GIVEN PROBLEM A:
Print the dataset rows below without any change, everything from the line containing "corresponding-text: Corresponding author." down to the line containing "504, 624, 515]", with both of those lines included.

DOCUMENT TEXT:
Fabricators Corner

[Stairgod]

I thought anything over the diameter of the threaded part was irrelevant in terms of strength? (which is why lug nuts aren't any thicker than they are)
No?



I'm with you here - either a large weld flange on the nut, or don't weld it at all.. Looks like 10.9 nuts/bolts combo (or grade 8 for imperialists) is the only route here? (It's still sexier than ubolts though)

I would say that anything thicker than the diameter of the bolt is irrelevant if materials of equal strength are being used. In this case a grade 5 or 8 bolt and a mild steel plate of less than equal thickness kinda makes the plate the weak point.
Unfortunately my knowledge of metallurgy is quite limited.
Bolting spring steel(i.e. leaf springs) to a mild steel unit subject to every changing dynamic loads can prove to be quite an elaborate problem. Hence the torque to yield system of a u bolt. And complete replacement of said u bolt when changes are made takes a failure point out of the equation.

 

[malburg114]

Get a tap for the threads and before you put it together run it through. There’s a lot of crap in them once you get them. I stripped one and I re tapped it and run it with a nut loss on the bottom. No issues with them loosening up.

GIVEN PROBLEM B:
Output the entire forum thread above, about nuts, bolts and U-bolts, word for word.

[Dataset records]
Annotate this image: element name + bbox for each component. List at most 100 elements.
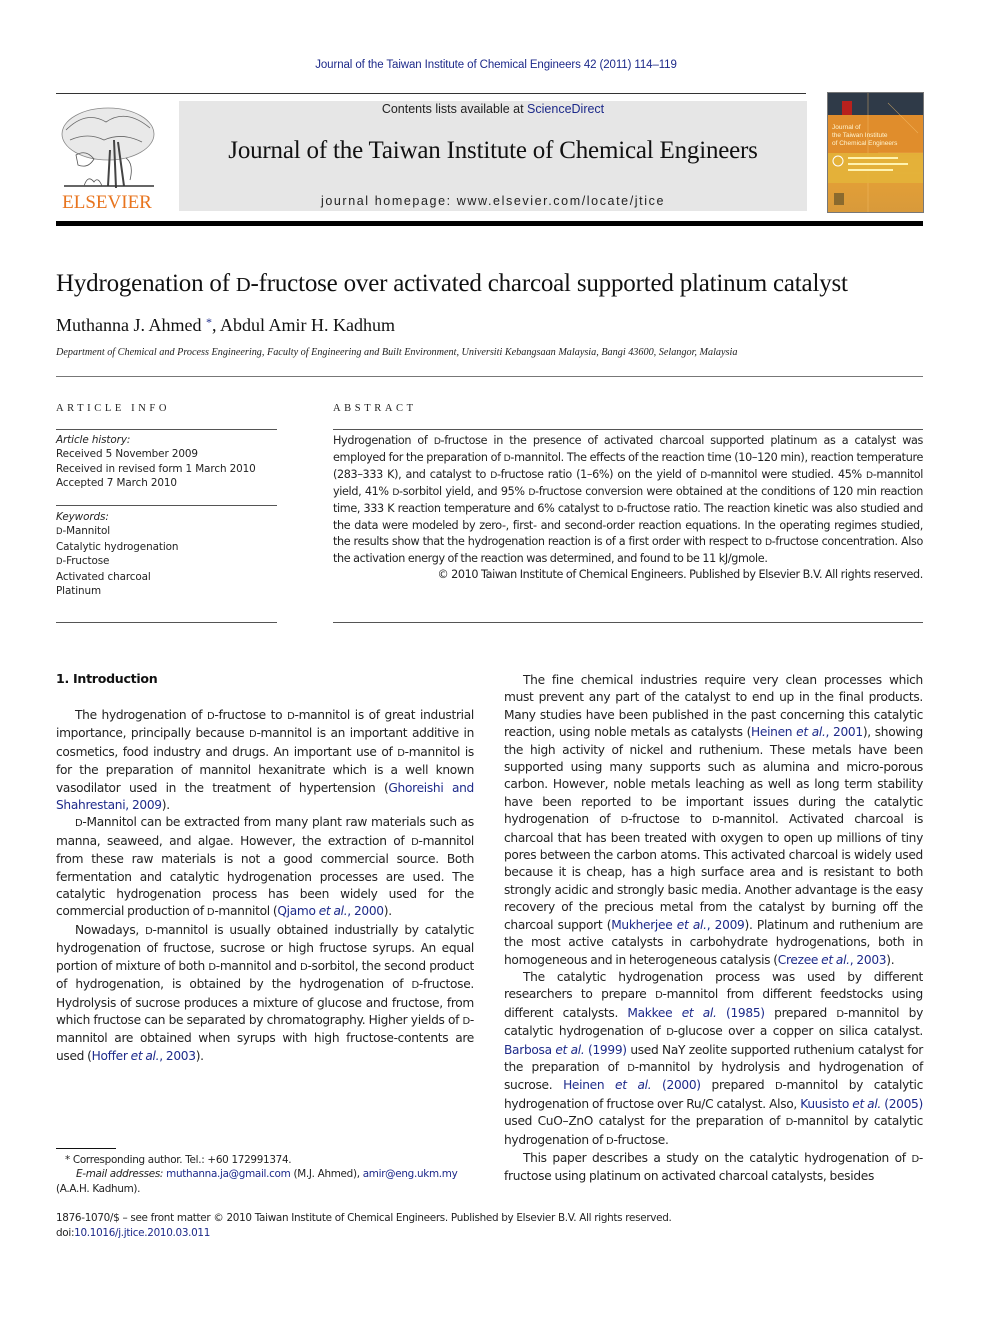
corresponding-text: Corresponding author. Tel.: +60 17299137…	[72, 1154, 292, 1166]
contents-prefix: Contents lists available at	[381, 102, 528, 116]
footnote-rule	[56, 1148, 116, 1149]
author-name: Muthanna J. Ahmed	[56, 315, 202, 335]
citation-link[interactable]: Hoffer et al., 2003	[92, 1049, 196, 1063]
abstract-body: Hydrogenation of D-fructose in the prese…	[333, 434, 923, 581]
small-caps-d: D	[764, 537, 772, 548]
article-title: Hydrogenation of D-fructose over activat…	[56, 270, 848, 297]
citation-link[interactable]: Crezee et al., 2003	[778, 953, 887, 967]
citation-link[interactable]: Barbosa et al. (1999)	[504, 1043, 627, 1057]
history-received: Received 5 November 2009	[56, 448, 198, 461]
small-caps-d: D	[145, 925, 153, 937]
divider	[56, 622, 277, 623]
small-caps-d: D	[616, 504, 624, 515]
paragraph: Nowadays, D-mannitol is usually obtained…	[56, 922, 474, 1063]
contents-line: Contents lists available at ScienceDirec…	[179, 102, 807, 116]
small-caps-d: D	[503, 453, 511, 464]
small-caps-d: D	[620, 815, 629, 827]
body-column-right: The fine chemical industries require ver…	[504, 672, 923, 1186]
doi-prefix: doi:	[56, 1227, 75, 1239]
section-heading-introduction: 1. Introduction	[56, 671, 158, 686]
citation-link[interactable]: Makkee et al. (1985)	[627, 1006, 765, 1020]
small-caps-d: D	[392, 487, 400, 498]
small-caps-d: D	[700, 470, 707, 481]
keywords: Keywords: D-Mannitol Catalytic hydrogena…	[56, 510, 281, 598]
small-caps-d: D	[462, 1015, 470, 1027]
email-link-ahmed[interactable]: muthanna.ja@gmail.com	[166, 1168, 291, 1180]
keyword: Catalytic hydrogenation	[56, 540, 179, 553]
divider	[56, 429, 277, 430]
small-caps-d: D	[287, 711, 295, 722]
paragraph: This paper describes a study on the cata…	[504, 1150, 923, 1184]
svg-text:the Taiwan Institute: the Taiwan Institute	[832, 132, 888, 139]
abstract-heading: ABSTRACT	[333, 403, 417, 414]
affiliation: Department of Chemical and Process Engin…	[56, 347, 738, 358]
article-history: Article history: Received 5 November 200…	[56, 433, 281, 491]
small-caps-d: D	[836, 1008, 844, 1020]
email-owner: (M.J. Ahmed),	[293, 1168, 360, 1181]
small-caps-d: D	[206, 711, 215, 722]
small-caps-d: D	[411, 836, 419, 848]
divider	[56, 376, 923, 377]
svg-text:of Chemical Engineers: of Chemical Engineers	[832, 140, 898, 147]
small-caps-d: D	[300, 961, 308, 973]
small-caps-d: D	[911, 1153, 919, 1165]
abstract-copyright: © 2010 Taiwan Institute of Chemical Engi…	[437, 568, 923, 581]
history-accepted: Accepted 7 March 2010	[56, 477, 177, 490]
journal-name: Journal of the Taiwan Institute of Chemi…	[228, 137, 758, 164]
small-caps-d: D	[627, 1062, 635, 1074]
citation-link[interactable]: Mukherjee et al., 2009	[611, 918, 745, 932]
divider	[333, 622, 923, 623]
footnote-emails: E-mail addresses: muthanna.ja@gmail.com …	[56, 1167, 475, 1181]
citation-link[interactable]: Heinen et al., 2001	[751, 725, 863, 739]
divider	[333, 429, 923, 430]
small-caps-d: D	[235, 274, 251, 296]
article-info-heading: ARTICLE INFO	[56, 403, 171, 414]
keyword: Platinum	[56, 585, 101, 598]
elsevier-tree-icon: ELSEVIER	[61, 107, 155, 213]
citation-link[interactable]: Kuusisto et al. (2005)	[800, 1097, 923, 1111]
email-link-kadhum[interactable]: amir@eng.ukm.my	[363, 1168, 458, 1180]
elsevier-logo[interactable]: ELSEVIER	[56, 100, 159, 213]
divider	[56, 505, 277, 506]
email-owner: (A.A.H. Kadhum).	[56, 1182, 141, 1195]
history-revised: Received in revised form 1 March 2010	[56, 462, 256, 475]
keyword: D-Fructose	[56, 555, 110, 568]
footnote: * Corresponding author. Tel.: +60 172991…	[56, 1153, 475, 1196]
small-caps-d: D	[397, 747, 405, 759]
author-name: Abdul Amir H. Kadhum	[220, 315, 396, 335]
history-label: Article history:	[56, 434, 131, 446]
paragraph: The catalytic hydrogenation process was …	[504, 969, 924, 1147]
footnote-corresponding: * Corresponding author. Tel.: +60 172991…	[56, 1153, 475, 1167]
small-caps-d: D	[606, 1135, 614, 1147]
citation-link[interactable]: Ghoreishi and Shahrestani, 2009	[56, 781, 474, 812]
email-label: E-mail addresses:	[76, 1168, 164, 1181]
small-caps-d: D	[208, 961, 216, 973]
small-caps-d: D	[490, 470, 497, 481]
author-list: Muthanna J. Ahmed *, Abdul Amir H. Kadhu…	[56, 315, 396, 335]
journal-cover-thumbnail[interactable]: Journal of the Taiwan Institute of Chemi…	[827, 92, 924, 213]
small-caps-d: D	[655, 990, 663, 1002]
corresponding-author-marker[interactable]: *	[206, 315, 212, 329]
small-caps-d: D	[56, 557, 63, 568]
small-caps-d: D	[411, 980, 420, 992]
citation-link[interactable]: Heinen et al. (2000)	[563, 1078, 701, 1092]
running-head[interactable]: Journal of the Taiwan Institute of Chemi…	[0, 59, 992, 71]
cover-art-icon: Journal of the Taiwan Institute of Chemi…	[828, 93, 923, 212]
sciencedirect-link[interactable]: ScienceDirect	[527, 102, 604, 116]
paragraph: The fine chemical industries require ver…	[504, 673, 923, 967]
small-caps-d: D	[528, 487, 536, 498]
doi-link[interactable]: 10.1016/j.jtice.2010.03.011	[74, 1227, 210, 1239]
keyword: D-Mannitol	[56, 525, 111, 538]
body-column-left: The hydrogenation of D-fructose to D-man…	[56, 707, 474, 1065]
small-caps-d: D	[666, 1027, 674, 1039]
small-caps-d: D	[785, 1117, 794, 1129]
small-caps-d: D	[775, 1081, 783, 1093]
front-matter: 1876-1070/$ – see front matter © 2010 Ta…	[56, 1211, 756, 1241]
journal-homepage[interactable]: journal homepage: www.elsevier.com/locat…	[179, 194, 807, 208]
keyword: Activated charcoal	[56, 570, 151, 583]
footnote-marker: *	[65, 1154, 70, 1166]
paragraph: D-Mannitol can be extracted from many pl…	[56, 815, 474, 919]
small-caps-d: D	[206, 907, 215, 919]
header-rule	[56, 93, 806, 94]
citation-link[interactable]: Qjamo et al., 2000	[277, 904, 384, 918]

FINAL ANSWER A:
corresponding-text: Corresponding author. Tel.: +60 17299137…	[72, 1154, 292, 1166]
contents-prefix: Contents lists available at	[381, 102, 528, 116]
footnote-rule	[56, 1148, 116, 1149]
author-name: Muthanna J. Ahmed	[56, 315, 202, 335]
citation-link[interactable]: Hoffer et al., 2003	[92, 1049, 196, 1063]
abstract-body: Hydrogenation of D-fructose in the prese…	[333, 434, 923, 581]
small-caps-d: D	[764, 537, 772, 548]
article-title: Hydrogenation of D-fructose over activat…	[56, 270, 848, 297]
citation-link[interactable]: Crezee et al., 2003	[778, 953, 887, 967]
citation-link[interactable]: Barbosa et al. (1999)	[504, 1043, 627, 1057]
history-received: Received 5 November 2009	[56, 448, 198, 461]
small-caps-d: D	[145, 925, 153, 937]
divider	[56, 622, 277, 623]
small-caps-d: D	[616, 504, 624, 515]

FINAL ANSWER B:
Fabricators Corner

[Stairgod]

I thought anything over the diameter of the threaded part was irrelevant in terms of strength? (which is why lug nuts aren't any thicker than they are)
No?



I'm with you here - either a large weld flange on the nut, or don't weld it at all.. Looks like 10.9 nuts/bolts combo (or grade 8 for imperialists) is the only route here? (It's still sexier than ubolts though)

I would say that anything thicker than the diameter of the bolt is irrelevant if materials of equal strength are being used. In this case a grade 5 or 8 bolt and a mild steel plate of less than equal thickness kinda makes the plate the weak point.
Unfortunately my knowledge of metallurgy is quite limited.
Bolting spring steel(i.e. leaf springs) to a mild steel unit subject to every changing dynamic loads can prove to be quite an elaborate problem. Hence the torque to yield system of a u bolt. And complete replacement of said u bolt when changes are made takes a failure point out of the equation.

 

[malburg114]

Get a tap for the threads and before you put it together run it through. There’s a lot of crap in them once you get them. I stripped one and I re tapped it and run it with a nut loss on the bottom. No issues with them loosening up.